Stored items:
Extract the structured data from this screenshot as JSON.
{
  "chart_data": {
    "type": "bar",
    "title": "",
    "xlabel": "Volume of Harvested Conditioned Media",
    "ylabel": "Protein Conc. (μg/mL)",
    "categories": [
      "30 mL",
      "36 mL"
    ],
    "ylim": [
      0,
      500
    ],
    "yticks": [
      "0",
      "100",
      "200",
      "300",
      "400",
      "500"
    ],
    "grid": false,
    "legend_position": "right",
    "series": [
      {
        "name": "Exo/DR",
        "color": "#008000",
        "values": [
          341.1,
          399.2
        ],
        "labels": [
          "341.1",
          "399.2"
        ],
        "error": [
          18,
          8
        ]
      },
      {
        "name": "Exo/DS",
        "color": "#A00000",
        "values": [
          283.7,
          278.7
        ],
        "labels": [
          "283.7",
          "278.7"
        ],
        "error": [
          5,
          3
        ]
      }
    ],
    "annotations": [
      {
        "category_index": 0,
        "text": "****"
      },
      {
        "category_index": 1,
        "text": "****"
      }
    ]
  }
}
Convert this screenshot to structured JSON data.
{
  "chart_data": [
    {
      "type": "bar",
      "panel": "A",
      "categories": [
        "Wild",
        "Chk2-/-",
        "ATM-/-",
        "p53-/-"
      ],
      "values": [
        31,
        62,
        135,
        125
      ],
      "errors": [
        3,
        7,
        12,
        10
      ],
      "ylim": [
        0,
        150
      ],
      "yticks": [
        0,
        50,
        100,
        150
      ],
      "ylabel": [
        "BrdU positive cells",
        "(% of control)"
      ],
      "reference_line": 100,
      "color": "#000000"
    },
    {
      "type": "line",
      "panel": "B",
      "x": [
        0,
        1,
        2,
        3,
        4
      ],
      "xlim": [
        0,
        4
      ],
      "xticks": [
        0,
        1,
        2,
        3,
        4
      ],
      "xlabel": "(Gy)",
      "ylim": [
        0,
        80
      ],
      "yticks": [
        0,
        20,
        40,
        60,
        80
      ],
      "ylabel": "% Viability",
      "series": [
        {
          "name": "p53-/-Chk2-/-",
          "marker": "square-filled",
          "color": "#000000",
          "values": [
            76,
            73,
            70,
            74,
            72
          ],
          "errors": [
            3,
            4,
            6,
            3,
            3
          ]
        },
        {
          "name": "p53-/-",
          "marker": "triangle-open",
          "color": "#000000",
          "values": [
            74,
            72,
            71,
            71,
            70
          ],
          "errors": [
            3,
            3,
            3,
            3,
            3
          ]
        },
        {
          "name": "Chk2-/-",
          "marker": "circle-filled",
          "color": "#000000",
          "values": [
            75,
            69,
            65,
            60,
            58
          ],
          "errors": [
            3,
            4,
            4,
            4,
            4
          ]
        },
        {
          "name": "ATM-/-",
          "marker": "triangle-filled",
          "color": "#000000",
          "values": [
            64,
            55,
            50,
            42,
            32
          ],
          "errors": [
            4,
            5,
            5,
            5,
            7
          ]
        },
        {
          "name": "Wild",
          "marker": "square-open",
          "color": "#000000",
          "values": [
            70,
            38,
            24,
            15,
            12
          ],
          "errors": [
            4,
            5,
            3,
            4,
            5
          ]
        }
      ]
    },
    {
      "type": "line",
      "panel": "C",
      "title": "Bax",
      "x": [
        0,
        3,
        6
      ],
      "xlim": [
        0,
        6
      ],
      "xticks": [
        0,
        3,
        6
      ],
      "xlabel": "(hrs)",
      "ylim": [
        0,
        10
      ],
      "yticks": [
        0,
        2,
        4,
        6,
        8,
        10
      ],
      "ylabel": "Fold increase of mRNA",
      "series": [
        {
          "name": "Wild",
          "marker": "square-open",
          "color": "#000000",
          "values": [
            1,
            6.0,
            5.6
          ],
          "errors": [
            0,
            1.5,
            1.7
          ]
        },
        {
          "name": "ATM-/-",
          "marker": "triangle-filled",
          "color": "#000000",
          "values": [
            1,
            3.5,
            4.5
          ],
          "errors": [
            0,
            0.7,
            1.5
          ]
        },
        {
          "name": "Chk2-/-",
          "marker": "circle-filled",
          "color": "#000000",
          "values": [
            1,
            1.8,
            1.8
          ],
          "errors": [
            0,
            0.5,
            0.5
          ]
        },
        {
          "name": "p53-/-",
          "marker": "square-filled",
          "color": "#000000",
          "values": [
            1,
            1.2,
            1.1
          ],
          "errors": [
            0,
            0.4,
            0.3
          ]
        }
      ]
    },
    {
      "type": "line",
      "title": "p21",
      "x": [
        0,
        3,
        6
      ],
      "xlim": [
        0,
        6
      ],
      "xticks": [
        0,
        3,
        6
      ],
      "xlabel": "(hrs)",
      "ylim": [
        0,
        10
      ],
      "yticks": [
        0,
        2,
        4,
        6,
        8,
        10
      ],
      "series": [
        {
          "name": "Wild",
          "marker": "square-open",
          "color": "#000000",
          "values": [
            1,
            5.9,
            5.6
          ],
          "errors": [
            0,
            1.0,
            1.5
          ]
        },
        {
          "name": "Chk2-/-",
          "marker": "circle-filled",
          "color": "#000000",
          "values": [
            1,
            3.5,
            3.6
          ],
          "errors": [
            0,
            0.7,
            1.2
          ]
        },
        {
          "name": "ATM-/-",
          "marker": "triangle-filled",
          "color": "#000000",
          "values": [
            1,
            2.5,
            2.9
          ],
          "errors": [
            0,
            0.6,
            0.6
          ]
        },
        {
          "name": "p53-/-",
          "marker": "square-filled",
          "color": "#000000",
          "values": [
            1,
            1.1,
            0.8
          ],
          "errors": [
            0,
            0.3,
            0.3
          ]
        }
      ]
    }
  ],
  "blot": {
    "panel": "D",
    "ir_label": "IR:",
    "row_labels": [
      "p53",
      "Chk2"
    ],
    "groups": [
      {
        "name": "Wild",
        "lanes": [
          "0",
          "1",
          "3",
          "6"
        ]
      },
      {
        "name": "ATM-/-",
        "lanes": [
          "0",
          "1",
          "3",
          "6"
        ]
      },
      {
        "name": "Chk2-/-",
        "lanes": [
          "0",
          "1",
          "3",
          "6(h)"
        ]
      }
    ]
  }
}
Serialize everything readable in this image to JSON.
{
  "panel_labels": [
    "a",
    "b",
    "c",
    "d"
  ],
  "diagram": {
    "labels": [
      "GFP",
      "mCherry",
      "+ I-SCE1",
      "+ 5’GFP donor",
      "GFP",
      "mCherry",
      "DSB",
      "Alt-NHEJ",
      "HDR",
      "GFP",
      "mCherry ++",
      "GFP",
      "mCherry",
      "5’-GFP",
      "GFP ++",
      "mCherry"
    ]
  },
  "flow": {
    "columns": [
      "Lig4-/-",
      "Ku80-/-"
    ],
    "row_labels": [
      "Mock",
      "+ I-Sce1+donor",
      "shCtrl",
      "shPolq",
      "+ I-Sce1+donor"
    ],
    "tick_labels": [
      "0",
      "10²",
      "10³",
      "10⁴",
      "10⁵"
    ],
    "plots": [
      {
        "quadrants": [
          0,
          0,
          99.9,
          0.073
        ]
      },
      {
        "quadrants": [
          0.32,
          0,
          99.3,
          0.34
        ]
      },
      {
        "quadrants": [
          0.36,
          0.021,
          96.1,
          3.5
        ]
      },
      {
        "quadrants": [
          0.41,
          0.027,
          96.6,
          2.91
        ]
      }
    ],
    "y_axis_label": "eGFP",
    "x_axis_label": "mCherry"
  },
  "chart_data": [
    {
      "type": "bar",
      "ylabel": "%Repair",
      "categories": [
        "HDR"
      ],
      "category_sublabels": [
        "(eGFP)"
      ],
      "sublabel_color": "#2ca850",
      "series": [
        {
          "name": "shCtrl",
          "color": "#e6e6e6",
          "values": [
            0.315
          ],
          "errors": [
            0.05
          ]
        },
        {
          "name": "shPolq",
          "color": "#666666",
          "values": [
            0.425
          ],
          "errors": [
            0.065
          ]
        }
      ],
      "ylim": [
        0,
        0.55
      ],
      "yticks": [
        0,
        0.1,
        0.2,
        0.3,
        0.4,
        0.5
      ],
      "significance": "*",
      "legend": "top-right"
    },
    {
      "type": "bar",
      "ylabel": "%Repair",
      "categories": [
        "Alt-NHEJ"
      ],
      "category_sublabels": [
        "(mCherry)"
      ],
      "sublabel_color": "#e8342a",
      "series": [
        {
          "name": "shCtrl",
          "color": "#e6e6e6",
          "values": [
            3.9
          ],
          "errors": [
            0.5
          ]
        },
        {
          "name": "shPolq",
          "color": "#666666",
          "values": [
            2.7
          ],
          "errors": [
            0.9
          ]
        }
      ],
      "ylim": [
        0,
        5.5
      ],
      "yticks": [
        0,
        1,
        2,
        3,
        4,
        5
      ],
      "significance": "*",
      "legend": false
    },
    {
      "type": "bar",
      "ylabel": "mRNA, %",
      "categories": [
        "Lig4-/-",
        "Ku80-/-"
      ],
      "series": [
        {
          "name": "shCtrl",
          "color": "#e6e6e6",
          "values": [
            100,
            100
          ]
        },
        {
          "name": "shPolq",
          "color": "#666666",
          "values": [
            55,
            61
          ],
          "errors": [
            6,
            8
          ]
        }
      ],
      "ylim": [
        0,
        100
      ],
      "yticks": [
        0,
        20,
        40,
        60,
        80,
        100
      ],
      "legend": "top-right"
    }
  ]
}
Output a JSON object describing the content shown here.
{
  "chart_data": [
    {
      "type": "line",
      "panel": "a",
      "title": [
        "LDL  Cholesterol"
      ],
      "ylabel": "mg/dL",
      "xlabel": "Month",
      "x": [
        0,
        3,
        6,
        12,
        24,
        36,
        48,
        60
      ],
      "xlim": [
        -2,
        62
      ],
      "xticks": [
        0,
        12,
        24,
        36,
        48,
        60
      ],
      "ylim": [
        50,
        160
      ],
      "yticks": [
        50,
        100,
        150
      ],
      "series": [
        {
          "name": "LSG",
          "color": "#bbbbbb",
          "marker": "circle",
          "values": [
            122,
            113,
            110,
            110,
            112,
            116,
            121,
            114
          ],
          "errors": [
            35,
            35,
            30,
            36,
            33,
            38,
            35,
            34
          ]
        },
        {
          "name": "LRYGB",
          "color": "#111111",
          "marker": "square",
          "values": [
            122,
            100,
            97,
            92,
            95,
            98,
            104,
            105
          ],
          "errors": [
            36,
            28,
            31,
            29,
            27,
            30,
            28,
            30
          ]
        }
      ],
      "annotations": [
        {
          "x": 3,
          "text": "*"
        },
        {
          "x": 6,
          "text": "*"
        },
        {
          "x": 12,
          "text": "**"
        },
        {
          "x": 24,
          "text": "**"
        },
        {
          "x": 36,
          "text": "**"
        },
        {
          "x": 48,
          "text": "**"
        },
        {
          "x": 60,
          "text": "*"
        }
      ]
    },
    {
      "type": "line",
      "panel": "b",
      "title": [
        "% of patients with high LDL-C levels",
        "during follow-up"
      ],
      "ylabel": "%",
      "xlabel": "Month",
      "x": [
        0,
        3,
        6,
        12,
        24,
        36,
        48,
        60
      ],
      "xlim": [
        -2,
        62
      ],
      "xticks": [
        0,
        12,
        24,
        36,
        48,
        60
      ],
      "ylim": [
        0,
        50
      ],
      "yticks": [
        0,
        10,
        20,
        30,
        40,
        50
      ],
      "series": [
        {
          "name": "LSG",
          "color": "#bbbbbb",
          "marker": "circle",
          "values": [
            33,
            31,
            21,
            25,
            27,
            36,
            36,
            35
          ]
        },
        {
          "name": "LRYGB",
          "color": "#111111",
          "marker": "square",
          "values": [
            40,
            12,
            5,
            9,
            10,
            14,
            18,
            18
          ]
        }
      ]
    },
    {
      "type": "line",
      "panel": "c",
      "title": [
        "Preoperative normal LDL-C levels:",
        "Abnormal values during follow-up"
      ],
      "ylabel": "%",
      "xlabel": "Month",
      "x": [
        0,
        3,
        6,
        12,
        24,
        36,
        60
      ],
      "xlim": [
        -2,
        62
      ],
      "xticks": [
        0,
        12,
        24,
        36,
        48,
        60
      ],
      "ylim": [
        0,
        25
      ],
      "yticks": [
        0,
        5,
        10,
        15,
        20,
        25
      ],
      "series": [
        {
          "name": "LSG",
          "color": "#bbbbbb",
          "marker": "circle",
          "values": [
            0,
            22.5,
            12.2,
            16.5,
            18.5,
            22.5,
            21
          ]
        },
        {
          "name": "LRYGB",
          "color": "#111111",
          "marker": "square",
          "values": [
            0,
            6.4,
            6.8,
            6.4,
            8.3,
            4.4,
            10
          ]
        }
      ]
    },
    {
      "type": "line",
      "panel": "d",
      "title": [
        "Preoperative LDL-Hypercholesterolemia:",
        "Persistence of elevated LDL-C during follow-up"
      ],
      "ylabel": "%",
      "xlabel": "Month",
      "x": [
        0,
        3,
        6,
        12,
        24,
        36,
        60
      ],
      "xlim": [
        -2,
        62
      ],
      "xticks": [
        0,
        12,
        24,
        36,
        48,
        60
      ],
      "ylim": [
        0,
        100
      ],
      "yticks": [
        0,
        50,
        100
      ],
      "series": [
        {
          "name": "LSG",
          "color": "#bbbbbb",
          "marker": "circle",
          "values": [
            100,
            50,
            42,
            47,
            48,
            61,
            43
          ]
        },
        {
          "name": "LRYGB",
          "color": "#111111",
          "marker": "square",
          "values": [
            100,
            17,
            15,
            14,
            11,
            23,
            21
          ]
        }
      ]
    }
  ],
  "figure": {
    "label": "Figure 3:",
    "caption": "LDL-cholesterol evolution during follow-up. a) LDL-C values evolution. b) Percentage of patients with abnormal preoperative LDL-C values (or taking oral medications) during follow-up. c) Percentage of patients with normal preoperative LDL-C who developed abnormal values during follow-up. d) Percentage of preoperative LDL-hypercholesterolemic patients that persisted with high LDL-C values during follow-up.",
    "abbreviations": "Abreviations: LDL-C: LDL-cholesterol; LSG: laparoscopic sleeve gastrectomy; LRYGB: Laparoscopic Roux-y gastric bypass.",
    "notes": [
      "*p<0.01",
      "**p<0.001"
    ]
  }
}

Activity: Show every line from the entries that includes the word "with".

Task response:
        "% of patients with high LDL-C levels",
    "caption": "LDL-cholesterol evolution during follow-up. a) LDL-C values evolution. b) Percentage of patients with abnormal preoperative LDL-C values (or taking oral medications) during follow-up. c) Percentage of patients with normal preoperative LDL-C who developed abnormal values during follow-up. d) Percentage of preoperative LDL-hypercholesterolemic patients that persisted with high LDL-C values during follow-up.",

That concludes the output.